**The exercise**
Copy the data below exactly.

[Records from a dataset]

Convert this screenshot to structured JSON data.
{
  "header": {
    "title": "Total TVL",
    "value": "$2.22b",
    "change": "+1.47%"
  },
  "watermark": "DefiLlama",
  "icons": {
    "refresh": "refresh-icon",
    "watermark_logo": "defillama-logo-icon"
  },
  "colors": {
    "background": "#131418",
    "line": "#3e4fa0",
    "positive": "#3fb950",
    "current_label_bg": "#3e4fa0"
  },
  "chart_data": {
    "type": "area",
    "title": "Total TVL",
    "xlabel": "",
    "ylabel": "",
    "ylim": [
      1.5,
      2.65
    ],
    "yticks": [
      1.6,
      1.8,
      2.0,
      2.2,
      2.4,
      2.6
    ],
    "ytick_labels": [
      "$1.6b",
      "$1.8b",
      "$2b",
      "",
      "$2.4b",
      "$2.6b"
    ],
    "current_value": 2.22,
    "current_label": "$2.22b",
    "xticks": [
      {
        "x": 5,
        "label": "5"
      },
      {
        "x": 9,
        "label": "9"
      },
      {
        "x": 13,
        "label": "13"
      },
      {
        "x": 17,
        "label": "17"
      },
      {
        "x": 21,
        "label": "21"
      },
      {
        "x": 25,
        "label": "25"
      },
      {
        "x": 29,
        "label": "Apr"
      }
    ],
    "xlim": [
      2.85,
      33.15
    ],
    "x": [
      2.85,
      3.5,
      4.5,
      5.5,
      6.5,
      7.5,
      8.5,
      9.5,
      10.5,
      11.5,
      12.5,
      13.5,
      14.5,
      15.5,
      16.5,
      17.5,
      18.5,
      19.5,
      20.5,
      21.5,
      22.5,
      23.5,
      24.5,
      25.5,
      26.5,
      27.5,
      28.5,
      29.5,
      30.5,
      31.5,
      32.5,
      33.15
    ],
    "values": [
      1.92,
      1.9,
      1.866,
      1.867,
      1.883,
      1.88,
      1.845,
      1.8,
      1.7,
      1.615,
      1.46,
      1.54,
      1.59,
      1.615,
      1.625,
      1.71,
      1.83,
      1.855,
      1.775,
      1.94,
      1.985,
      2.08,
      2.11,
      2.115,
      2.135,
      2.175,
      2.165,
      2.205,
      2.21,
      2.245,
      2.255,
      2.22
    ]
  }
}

**Answer in full**
Convert this screenshot to structured JSON data.
{
  "header": {
    "title": "Total TVL",
    "value": "$2.22b",
    "change": "+1.47%"
  },
  "watermark": "DefiLlama",
  "icons": {
    "refresh": "refresh-icon",
    "watermark_logo": "defillama-logo-icon"
  },
  "colors": {
    "background": "#131418",
    "line": "#3e4fa0",
    "positive": "#3fb950",
    "current_label_bg": "#3e4fa0"
  },
  "chart_data": {
    "type": "area",
    "title": "Total TVL",
    "xlabel": "",
    "ylabel": "",
    "ylim": [
      1.5,
      2.65
    ],
    "yticks": [
      1.6,
      1.8,
      2.0,
      2.2,
      2.4,
      2.6
    ],
    "ytick_labels": [
      "$1.6b",
      "$1.8b",
      "$2b",
      "",
      "$2.4b",
      "$2.6b"
    ],
    "current_value": 2.22,
    "current_label": "$2.22b",
    "xticks": [
      {
        "x": 5,
        "label": "5"
      },
      {
        "x": 9,
        "label": "9"
      },
      {
        "x": 13,
        "label": "13"
      },
      {
        "x": 17,
        "label": "17"
      },
      {
        "x": 21,
        "label": "21"
      },
      {
        "x": 25,
        "label": "25"
      },
      {
        "x": 29,
        "label": "Apr"
      }
    ],
    "xlim": [
      2.85,
      33.15
    ],
    "x": [
      2.85,
      3.5,
      4.5,
      5.5,
      6.5,
      7.5,
      8.5,
      9.5,
      10.5,
      11.5,
      12.5,
      13.5,
      14.5,
      15.5,
      16.5,
      17.5,
      18.5,
      19.5,
      20.5,
      21.5,
      22.5,
      23.5,
      24.5,
      25.5,
      26.5,
      27.5,
      28.5,
      29.5,
      30.5,
      31.5,
      32.5,
      33.15
    ],
    "values": [
      1.92,
      1.9,
      1.866,
      1.867,
      1.883,
      1.88,
      1.845,
      1.8,
      1.7,
      1.615,
      1.46,
      1.54,
      1.59,
      1.615,
      1.625,
      1.71,
      1.83,
      1.855,
      1.775,
      1.94,
      1.985,
      2.08,
      2.11,
      2.115,
      2.135,
      2.175,
      2.165,
      2.205,
      2.21,
      2.245,
      2.255,
      2.22
    ]
  }
}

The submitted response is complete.